SUPPLIED TEXT

Why Logging Isn’t the Solution to BC’s Wildfire Crisis

Older trees aren’t to blame for BC’s increasingly fiery summers, the science shows.

Ben Parfitt 14 Apr 2026The Tyee

Ben Parfitt is a reporter at The Tyee covering forestry and related issues.

It didn’t take long for the smoke to clear following 2017’s horrendous wildfires for the British Columbia government to respond with a plan to log more forests and plant more trees.

The scale of what had just happened exceeded anything on record. Fires burned more than 12,000 square kilometres of the province’s forests and grasslands. No wildfire season over the previous half century had come remotely close.

Yet, it would take just one more year for a new record to be set.

In its 2017 post-fire response plan, B.C.’s Ministry of Forests promised to replant the forests that had burned.

“Reforestation will play a large role in not just ensuring the replacement of burned forests but also in the opportunity to contribute to future carbon sequestration,” the plan declared.

But a look at what actually burned in the worst fires of 2017 suggests that aggressive logging and “reforestation” — essentially just tree-planting — sets the stage for even more frequent wildfires to come.

The three largest wildfires of 2017 were the Plateau fire west of Quesnel, the Hanceville-Riske Creek fire west of Williams Lake and the Elephant Hill fire south of 100 Mile House.

All of those massive fires tore across lands where extensive logging and tree-planting had previously occurred. Colour-coded maps accompanying the ministry’s report showed many of the burned trees were under 60 years of age.

Science shows that young stands of trees, with their branches lower to the ground, are more vulnerable to burning in catastrophic fires. Adding to the fuel risk, many tree plantations are densely stocked, providing continuous, uninterrupted sources of fuel.

In the Klamath Mountains in northwestern California and southwestern Oregon, scientists looked at the fate of Douglas fir trees following wildfires and found that trees 10 to 32 years old were three times more likely to be severely burned than those 75 years old or older.

RECORD EXCERPTS
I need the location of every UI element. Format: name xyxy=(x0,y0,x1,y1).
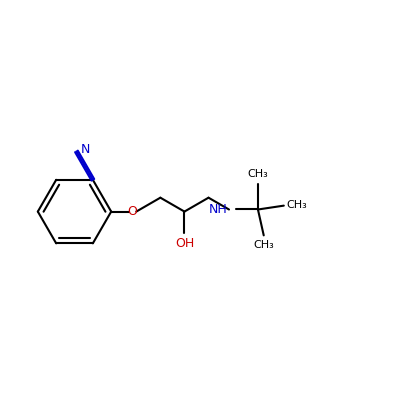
Text: N: N xyxy=(81,143,90,156)
Text: CH₃: CH₃ xyxy=(248,169,268,179)
Text: CH₃: CH₃ xyxy=(253,240,274,250)
Text: NH: NH xyxy=(208,203,227,216)
Text: O: O xyxy=(128,205,137,218)
Text: OH: OH xyxy=(175,237,194,250)
Text: CH₃: CH₃ xyxy=(286,200,307,210)
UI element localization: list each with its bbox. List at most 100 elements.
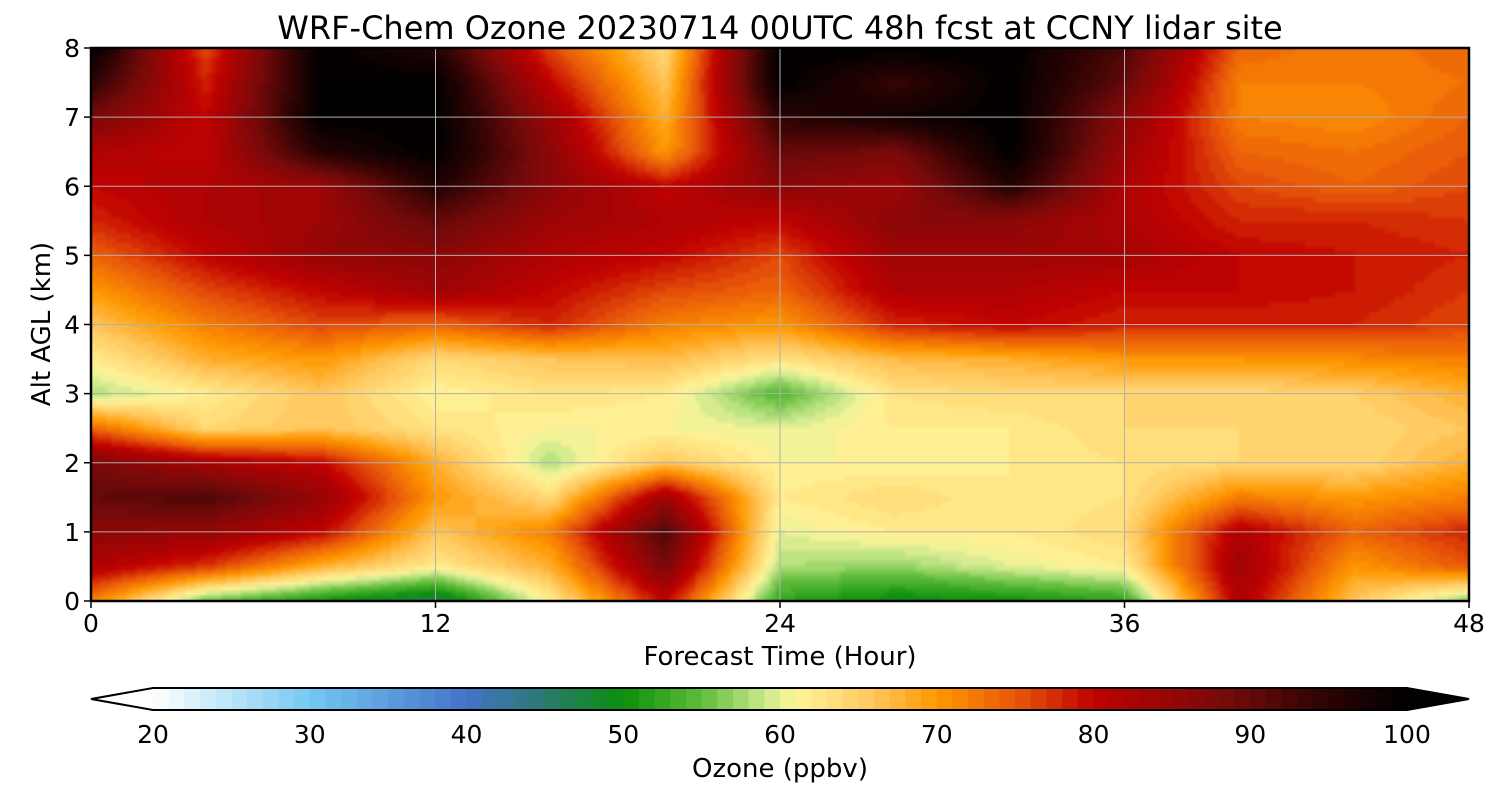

TASK DESCRIPTION
Retype the wildfire article between "In its 2017" and "100 Mile House.", inclusive. You won't need the rows for this.

EXERCISE ANSWER
In its 2017 post-fire response plan, B.C.’s Ministry of Forests promised to replant the forests that had burned.

“Reforestation will play a large role in not just ensuring the replacement of burned forests but also in the opportunity to contribute to future carbon sequestration,” the plan declared.

But a look at what actually burned in the worst fires of 2017 suggests that aggressive logging and “reforestation” — essentially just tree-planting — sets the stage for even more frequent wildfires to come.

The three largest wildfires of 2017 were the Plateau fire west of Quesnel, the Hanceville-Riske Creek fire west of Williams Lake and the Elephant Hill fire south of 100 Mile House.